TASK GOAL —
Copy all the entries word for word, but omit the pictures.

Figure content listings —
───
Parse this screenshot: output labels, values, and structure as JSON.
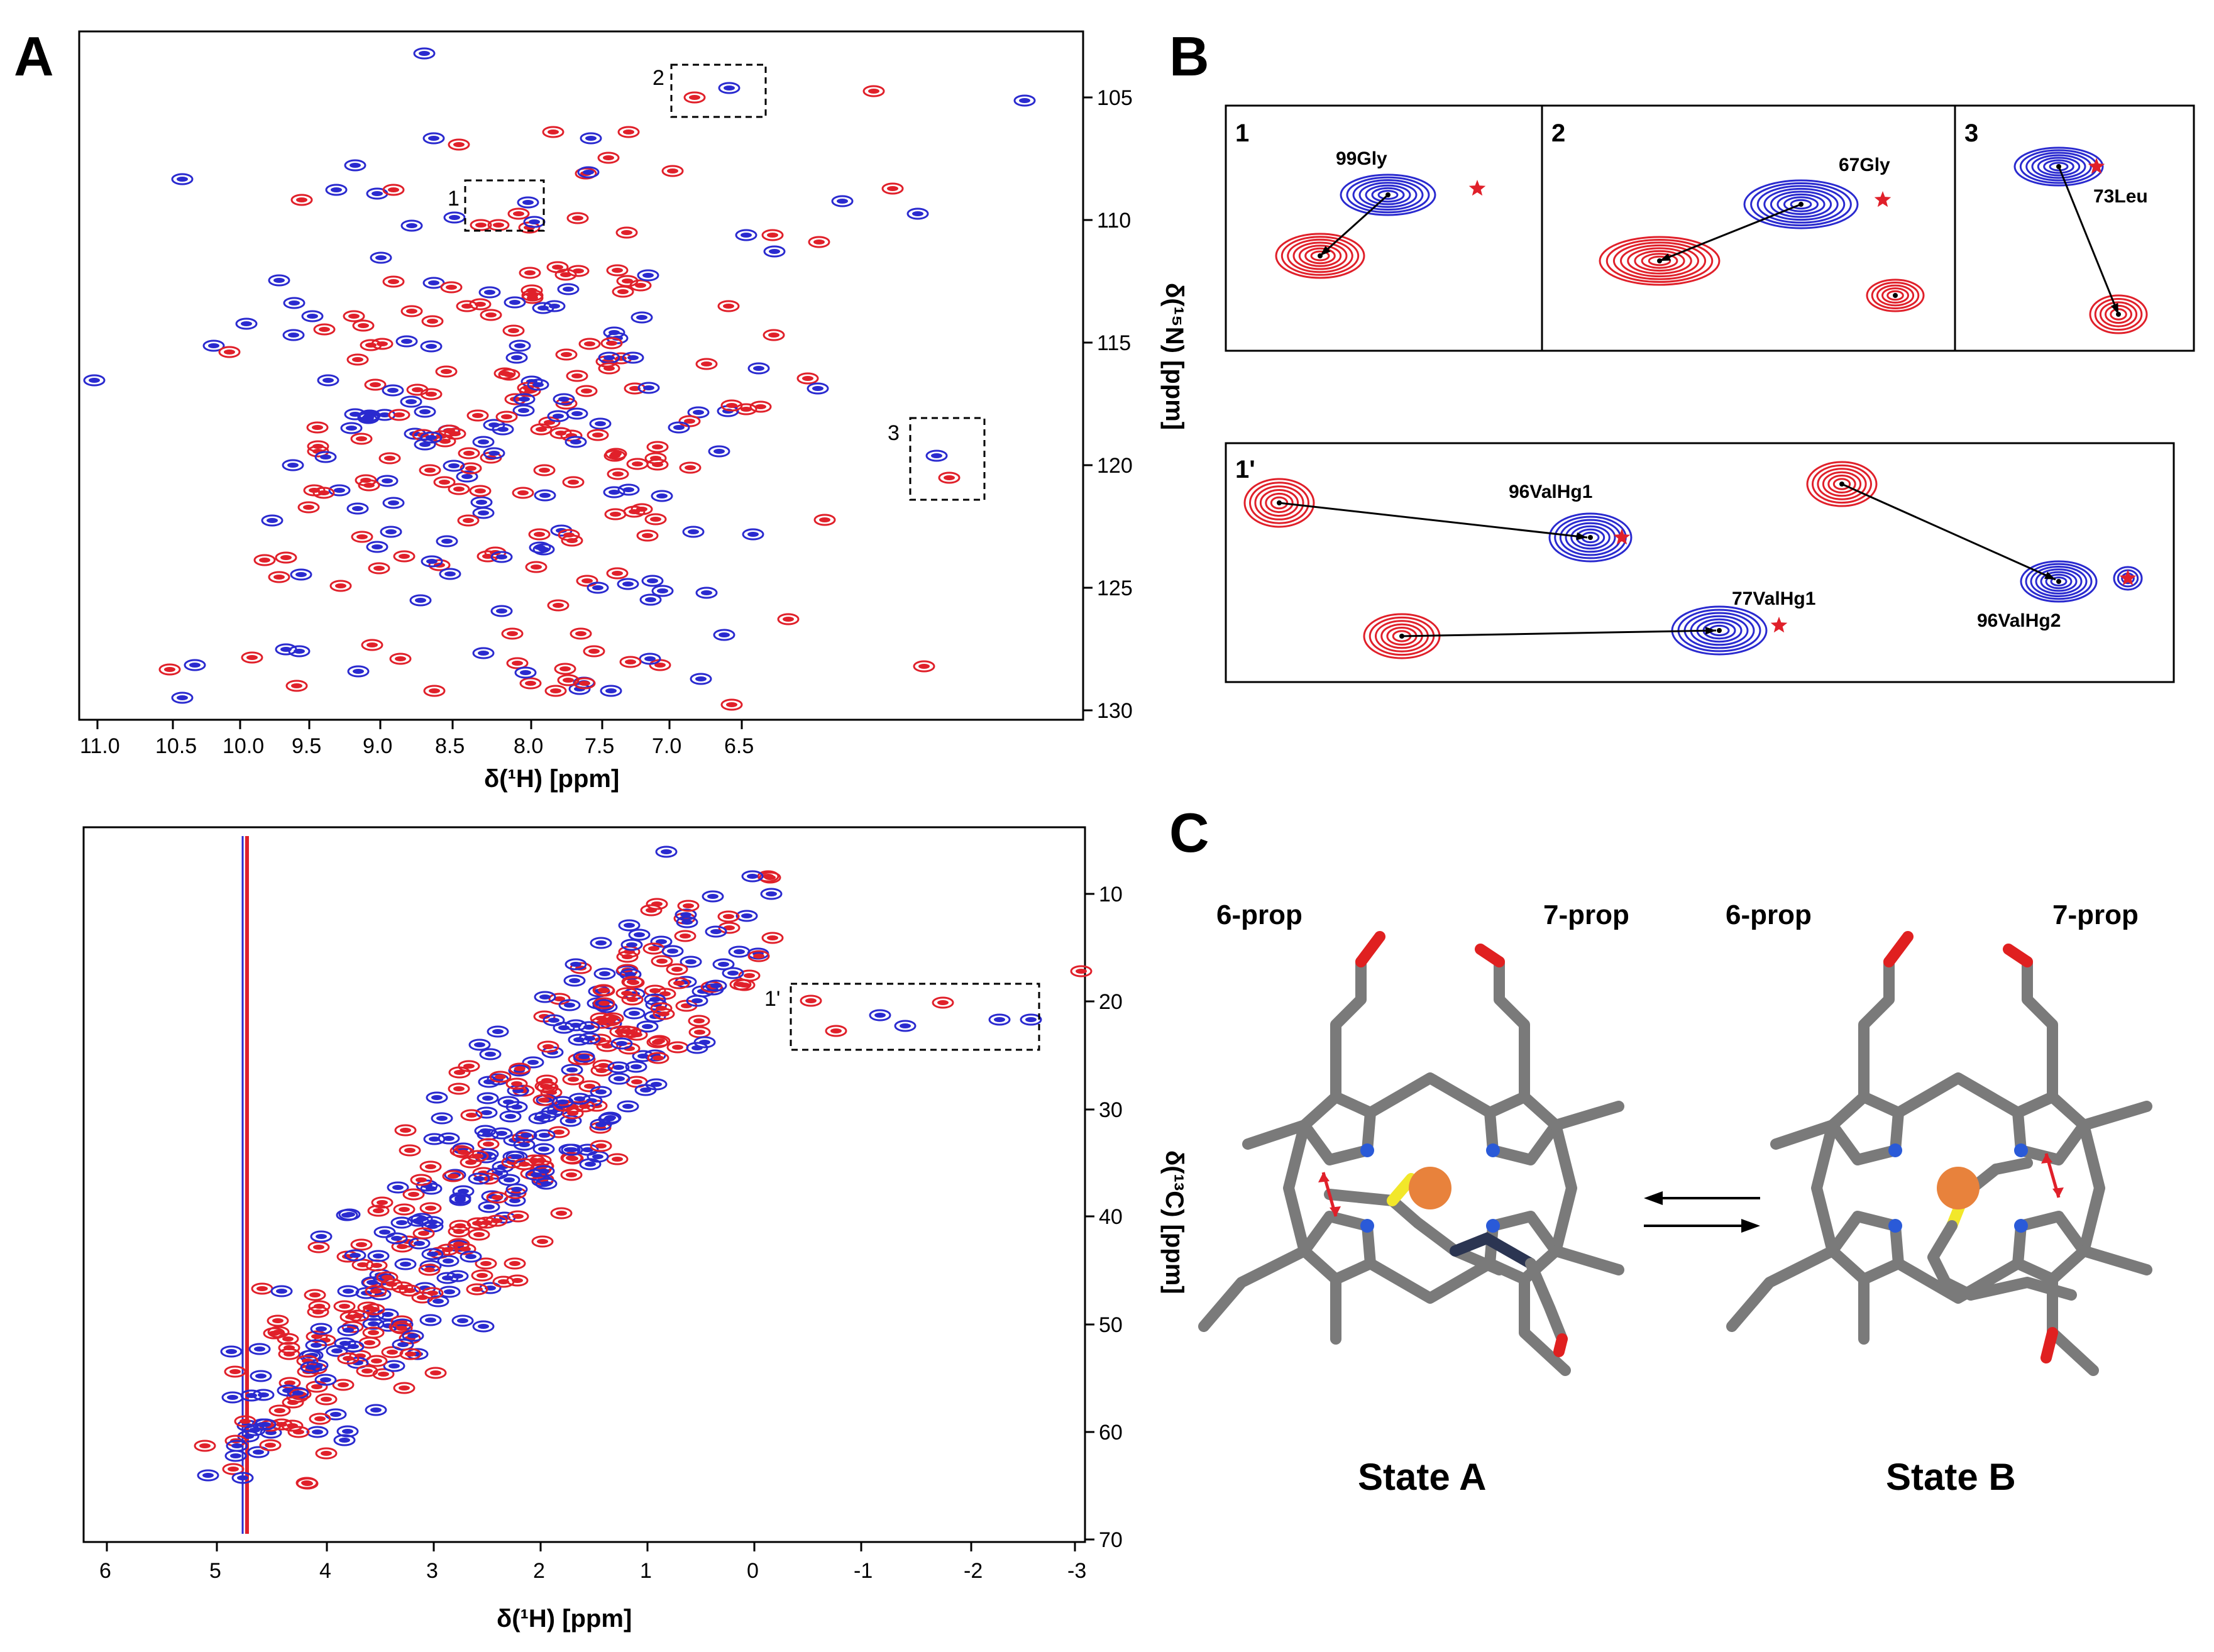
{
  "figure": {
    "panel_a": {
      "letter": "A",
      "hsqc": {
        "xlabel": "δ(¹H) [ppm]",
        "ylabel": "δ(¹⁵N) [ppm]",
        "xticks": [
          "11.0",
          "10.5",
          "10.0",
          "9.5",
          "9.0",
          "8.5",
          "8.0",
          "7.5",
          "7.0",
          "6.5"
        ],
        "yticks": [
          "105",
          "110",
          "115",
          "120",
          "125",
          "130"
        ],
        "box_labels": [
          "1",
          "2",
          "3"
        ]
      },
      "hmqc": {
        "xlabel": "δ(¹H) [ppm]",
        "ylabel": "δ(¹³C) [ppm]",
        "xticks": [
          "6",
          "5",
          "4",
          "3",
          "2",
          "1",
          "0",
          "-1",
          "-2",
          "-3"
        ],
        "yticks": [
          "10",
          "20",
          "30",
          "40",
          "50",
          "60",
          "70"
        ],
        "box_label": "1'"
      }
    },
    "panel_b": {
      "letter": "B",
      "insets_top": [
        {
          "index": "1",
          "residue": "99Gly"
        },
        {
          "index": "2",
          "residue": "67Gly"
        },
        {
          "index": "3",
          "residue": "73Leu"
        }
      ],
      "inset_bottom": {
        "index": "1'",
        "labels": [
          "96ValHg1",
          "77ValHg1",
          "96ValHg2"
        ]
      }
    },
    "panel_c": {
      "letter": "C",
      "state_a": {
        "title": "State A",
        "prop6": "6-prop",
        "prop7": "7-prop"
      },
      "state_b": {
        "title": "State B",
        "prop6": "6-prop",
        "prop7": "7-prop"
      }
    },
    "colors": {
      "red": "#e0202a",
      "blue": "#2a2acf",
      "heme_gray": "#7a7a7a",
      "iron": "#e8823c",
      "sulfur": "#f2e72a",
      "oxygen": "#e02020",
      "nitrogen": "#2a5ad8"
    }
  }
}
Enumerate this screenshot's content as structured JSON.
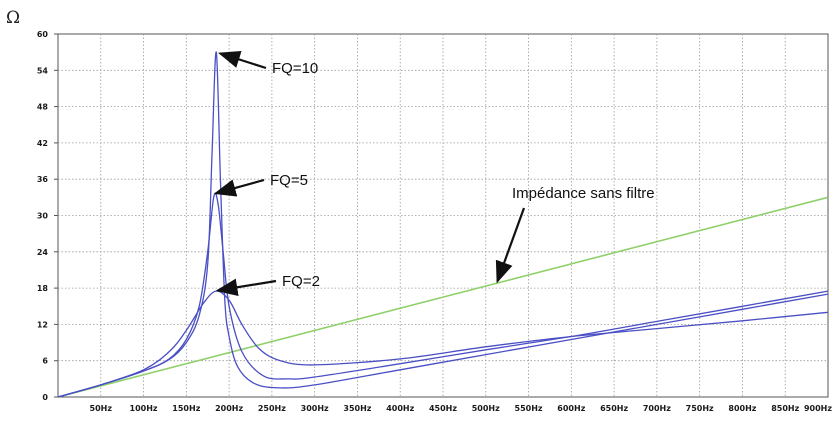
{
  "chart_data": {
    "type": "line",
    "y_unit": "Ω",
    "ylim": [
      0,
      60
    ],
    "xlim": [
      0,
      900
    ],
    "y_ticks": [
      0,
      6,
      12,
      18,
      24,
      30,
      36,
      42,
      48,
      54,
      60
    ],
    "x_ticks": [
      50,
      100,
      150,
      200,
      250,
      300,
      350,
      400,
      450,
      500,
      550,
      600,
      650,
      700,
      750,
      800,
      850,
      900
    ],
    "x_tick_labels": [
      "50Hz",
      "100Hz",
      "150Hz",
      "200Hz",
      "250Hz",
      "300Hz",
      "350Hz",
      "400Hz",
      "450Hz",
      "500Hz",
      "550Hz",
      "600Hz",
      "650Hz",
      "700Hz",
      "750Hz",
      "800Hz",
      "850Hz",
      "900Hz"
    ],
    "grid": true,
    "series": [
      {
        "color": "#8fd06a",
        "x": [
          0,
          900
        ],
        "y": [
          0,
          33
        ]
      },
      {
        "color": "#4a4fc4",
        "x": [
          0,
          50,
          100,
          130,
          150,
          165,
          175,
          180,
          185,
          190,
          195,
          200,
          210,
          230,
          260,
          300,
          400,
          500,
          600,
          700,
          800,
          900
        ],
        "y": [
          0,
          2.0,
          4.3,
          6.2,
          9.0,
          13.5,
          22.0,
          40.0,
          57.0,
          35.0,
          16.0,
          10.0,
          5.0,
          2.2,
          1.5,
          2.0,
          4.5,
          7.0,
          9.5,
          12.0,
          14.5,
          17.0
        ]
      },
      {
        "color": "#4a4fc4",
        "x": [
          0,
          50,
          100,
          130,
          150,
          165,
          175,
          182,
          187,
          193,
          200,
          215,
          240,
          270,
          300,
          400,
          500,
          600,
          700,
          800,
          900
        ],
        "y": [
          0,
          2.0,
          4.3,
          6.3,
          9.5,
          15.0,
          24.0,
          33.0,
          32.0,
          24.0,
          15.0,
          7.5,
          3.5,
          3.0,
          3.3,
          5.5,
          7.8,
          10.0,
          12.5,
          15.0,
          17.5
        ]
      },
      {
        "color": "#4a4fc4",
        "x": [
          0,
          50,
          100,
          130,
          150,
          170,
          185,
          200,
          215,
          235,
          260,
          300,
          400,
          500,
          600,
          700,
          800,
          900
        ],
        "y": [
          0,
          2.0,
          4.5,
          7.5,
          11.0,
          15.5,
          17.5,
          16.0,
          12.0,
          8.0,
          6.0,
          5.3,
          6.3,
          8.3,
          10.0,
          11.3,
          12.6,
          14.0
        ]
      }
    ],
    "annotations": [
      {
        "text": "FQ=10",
        "target": [
          185,
          57
        ]
      },
      {
        "text": "FQ=5",
        "target": [
          180,
          33.5
        ]
      },
      {
        "text": "FQ=2",
        "target": [
          182,
          17.5
        ]
      },
      {
        "text": "Impédance sans filtre",
        "target": [
          512,
          18.5
        ]
      }
    ]
  }
}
───
WORKED SOLUTION —
Parse this screenshot: output labels, values, and structure as JSON.
{
  "figure": {
    "panel_a": {
      "letter": "A",
      "hsqc": {
        "xlabel": "δ(¹H) [ppm]",
        "ylabel": "δ(¹⁵N) [ppm]",
        "xticks": [
          "11.0",
          "10.5",
          "10.0",
          "9.5",
          "9.0",
          "8.5",
          "8.0",
          "7.5",
          "7.0",
          "6.5"
        ],
        "yticks": [
          "105",
          "110",
          "115",
          "120",
          "125",
          "130"
        ],
        "box_labels": [
          "1",
          "2",
          "3"
        ]
      },
      "hmqc": {
        "xlabel": "δ(¹H) [ppm]",
        "ylabel": "δ(¹³C) [ppm]",
        "xticks": [
          "6",
          "5",
          "4",
          "3",
          "2",
          "1",
          "0",
          "-1",
          "-2",
          "-3"
        ],
        "yticks": [
          "10",
          "20",
          "30",
          "40",
          "50",
          "60",
          "70"
        ],
        "box_label": "1'"
      }
    },
    "panel_b": {
      "letter": "B",
      "insets_top": [
        {
          "index": "1",
          "residue": "99Gly"
        },
        {
          "index": "2",
          "residue": "67Gly"
        },
        {
          "index": "3",
          "residue": "73Leu"
        }
      ],
      "inset_bottom": {
        "index": "1'",
        "labels": [
          "96ValHg1",
          "77ValHg1",
          "96ValHg2"
        ]
      }
    },
    "panel_c": {
      "letter": "C",
      "state_a": {
        "title": "State A",
        "prop6": "6-prop",
        "prop7": "7-prop"
      },
      "state_b": {
        "title": "State B",
        "prop6": "6-prop",
        "prop7": "7-prop"
      }
    },
    "colors": {
      "red": "#e0202a",
      "blue": "#2a2acf",
      "heme_gray": "#7a7a7a",
      "iron": "#e8823c",
      "sulfur": "#f2e72a",
      "oxygen": "#e02020",
      "nitrogen": "#2a5ad8"
    }
  }
}
Enumerate this screenshot's content as structured JSON.
{
  "chart_data": {
    "type": "line",
    "y_unit": "Ω",
    "ylim": [
      0,
      60
    ],
    "xlim": [
      0,
      900
    ],
    "y_ticks": [
      0,
      6,
      12,
      18,
      24,
      30,
      36,
      42,
      48,
      54,
      60
    ],
    "x_ticks": [
      50,
      100,
      150,
      200,
      250,
      300,
      350,
      400,
      450,
      500,
      550,
      600,
      650,
      700,
      750,
      800,
      850,
      900
    ],
    "x_tick_labels": [
      "50Hz",
      "100Hz",
      "150Hz",
      "200Hz",
      "250Hz",
      "300Hz",
      "350Hz",
      "400Hz",
      "450Hz",
      "500Hz",
      "550Hz",
      "600Hz",
      "650Hz",
      "700Hz",
      "750Hz",
      "800Hz",
      "850Hz",
      "900Hz"
    ],
    "grid": true,
    "series": [
      {
        "color": "#8fd06a",
        "x": [
          0,
          900
        ],
        "y": [
          0,
          33
        ]
      },
      {
        "color": "#4a4fc4",
        "x": [
          0,
          50,
          100,
          130,
          150,
          165,
          175,
          180,
          185,
          190,
          195,
          200,
          210,
          230,
          260,
          300,
          400,
          500,
          600,
          700,
          800,
          900
        ],
        "y": [
          0,
          2.0,
          4.3,
          6.2,
          9.0,
          13.5,
          22.0,
          40.0,
          57.0,
          35.0,
          16.0,
          10.0,
          5.0,
          2.2,
          1.5,
          2.0,
          4.5,
          7.0,
          9.5,
          12.0,
          14.5,
          17.0
        ]
      },
      {
        "color": "#4a4fc4",
        "x": [
          0,
          50,
          100,
          130,
          150,
          165,
          175,
          182,
          187,
          193,
          200,
          215,
          240,
          270,
          300,
          400,
          500,
          600,
          700,
          800,
          900
        ],
        "y": [
          0,
          2.0,
          4.3,
          6.3,
          9.5,
          15.0,
          24.0,
          33.0,
          32.0,
          24.0,
          15.0,
          7.5,
          3.5,
          3.0,
          3.3,
          5.5,
          7.8,
          10.0,
          12.5,
          15.0,
          17.5
        ]
      },
      {
        "color": "#4a4fc4",
        "x": [
          0,
          50,
          100,
          130,
          150,
          170,
          185,
          200,
          215,
          235,
          260,
          300,
          400,
          500,
          600,
          700,
          800,
          900
        ],
        "y": [
          0,
          2.0,
          4.5,
          7.5,
          11.0,
          15.5,
          17.5,
          16.0,
          12.0,
          8.0,
          6.0,
          5.3,
          6.3,
          8.3,
          10.0,
          11.3,
          12.6,
          14.0
        ]
      }
    ],
    "annotations": [
      {
        "text": "FQ=10",
        "target": [
          185,
          57
        ]
      },
      {
        "text": "FQ=5",
        "target": [
          180,
          33.5
        ]
      },
      {
        "text": "FQ=2",
        "target": [
          182,
          17.5
        ]
      },
      {
        "text": "Impédance sans filtre",
        "target": [
          512,
          18.5
        ]
      }
    ]
  }
}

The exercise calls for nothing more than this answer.